Retype the material word for word.
Begin AVAILABLE RECORDS
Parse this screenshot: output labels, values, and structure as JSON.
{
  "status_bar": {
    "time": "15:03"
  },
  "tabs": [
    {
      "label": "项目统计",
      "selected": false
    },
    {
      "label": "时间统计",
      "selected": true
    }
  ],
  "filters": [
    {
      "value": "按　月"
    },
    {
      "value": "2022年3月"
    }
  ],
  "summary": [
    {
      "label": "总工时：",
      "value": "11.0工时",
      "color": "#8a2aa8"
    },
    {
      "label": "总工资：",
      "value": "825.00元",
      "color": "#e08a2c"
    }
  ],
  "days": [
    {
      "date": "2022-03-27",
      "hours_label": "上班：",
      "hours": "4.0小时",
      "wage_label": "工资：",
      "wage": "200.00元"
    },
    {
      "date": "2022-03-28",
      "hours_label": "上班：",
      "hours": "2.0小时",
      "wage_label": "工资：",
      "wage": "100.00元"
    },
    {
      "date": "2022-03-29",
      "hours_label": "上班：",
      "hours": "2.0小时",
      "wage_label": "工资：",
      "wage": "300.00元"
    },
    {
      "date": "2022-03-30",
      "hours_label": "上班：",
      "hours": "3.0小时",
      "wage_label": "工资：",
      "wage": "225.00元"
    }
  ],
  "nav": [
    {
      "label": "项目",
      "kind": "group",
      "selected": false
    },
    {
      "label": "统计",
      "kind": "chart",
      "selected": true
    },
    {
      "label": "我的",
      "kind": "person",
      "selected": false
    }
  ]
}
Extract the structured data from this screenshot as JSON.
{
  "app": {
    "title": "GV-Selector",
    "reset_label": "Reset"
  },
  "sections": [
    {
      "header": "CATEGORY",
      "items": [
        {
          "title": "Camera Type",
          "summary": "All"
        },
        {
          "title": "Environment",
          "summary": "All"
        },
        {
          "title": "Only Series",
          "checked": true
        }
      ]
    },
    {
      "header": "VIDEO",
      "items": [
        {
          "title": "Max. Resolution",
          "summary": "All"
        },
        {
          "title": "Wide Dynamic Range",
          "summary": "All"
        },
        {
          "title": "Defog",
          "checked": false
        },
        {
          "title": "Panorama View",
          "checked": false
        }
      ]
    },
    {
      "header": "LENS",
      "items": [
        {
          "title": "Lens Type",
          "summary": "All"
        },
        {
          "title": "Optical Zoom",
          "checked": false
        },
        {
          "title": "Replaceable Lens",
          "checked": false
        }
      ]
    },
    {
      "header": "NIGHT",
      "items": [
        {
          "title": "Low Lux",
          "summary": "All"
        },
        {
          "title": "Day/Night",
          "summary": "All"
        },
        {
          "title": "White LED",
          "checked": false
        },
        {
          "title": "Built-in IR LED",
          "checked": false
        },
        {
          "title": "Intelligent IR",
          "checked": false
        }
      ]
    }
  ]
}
End AVAILABLE RECORDS
TASK RESPONSE
Parse this screenshot: output labels, values, and structure as JSON.
{
  "status_bar": {
    "time": "15:03"
  },
  "tabs": [
    {
      "label": "项目统计",
      "selected": false
    },
    {
      "label": "时间统计",
      "selected": true
    }
  ],
  "filters": [
    {
      "value": "按　月"
    },
    {
      "value": "2022年3月"
    }
  ],
  "summary": [
    {
      "label": "总工时：",
      "value": "11.0工时",
      "color": "#8a2aa8"
    },
    {
      "label": "总工资：",
      "value": "825.00元",
      "color": "#e08a2c"
    }
  ],
  "days": [
    {
      "date": "2022-03-27",
      "hours_label": "上班：",
      "hours": "4.0小时",
      "wage_label": "工资：",
      "wage": "200.00元"
    },
    {
      "date": "2022-03-28",
      "hours_label": "上班：",
      "hours": "2.0小时",
      "wage_label": "工资：",
      "wage": "100.00元"
    },
    {
      "date": "2022-03-29",
      "hours_label": "上班：",
      "hours": "2.0小时",
      "wage_label": "工资：",
      "wage": "300.00元"
    },
    {
      "date": "2022-03-30",
      "hours_label": "上班：",
      "hours": "3.0小时",
      "wage_label": "工资：",
      "wage": "225.00元"
    }
  ],
  "nav": [
    {
      "label": "项目",
      "kind": "group",
      "selected": false
    },
    {
      "label": "统计",
      "kind": "chart",
      "selected": true
    },
    {
      "label": "我的",
      "kind": "person",
      "selected": false
    }
  ]
}
Extract the structured data from this screenshot as JSON.
{
  "app": {
    "title": "GV-Selector",
    "reset_label": "Reset"
  },
  "sections": [
    {
      "header": "CATEGORY",
      "items": [
        {
          "title": "Camera Type",
          "summary": "All"
        },
        {
          "title": "Environment",
          "summary": "All"
        },
        {
          "title": "Only Series",
          "checked": true
        }
      ]
    },
    {
      "header": "VIDEO",
      "items": [
        {
          "title": "Max. Resolution",
          "summary": "All"
        },
        {
          "title": "Wide Dynamic Range",
          "summary": "All"
        },
        {
          "title": "Defog",
          "checked": false
        },
        {
          "title": "Panorama View",
          "checked": false
        }
      ]
    },
    {
      "header": "LENS",
      "items": [
        {
          "title": "Lens Type",
          "summary": "All"
        },
        {
          "title": "Optical Zoom",
          "checked": false
        },
        {
          "title": "Replaceable Lens",
          "checked": false
        }
      ]
    },
    {
      "header": "NIGHT",
      "items": [
        {
          "title": "Low Lux",
          "summary": "All"
        },
        {
          "title": "Day/Night",
          "summary": "All"
        },
        {
          "title": "White LED",
          "checked": false
        },
        {
          "title": "Built-in IR LED",
          "checked": false
        },
        {
          "title": "Intelligent IR",
          "checked": false
        }
      ]
    }
  ]
}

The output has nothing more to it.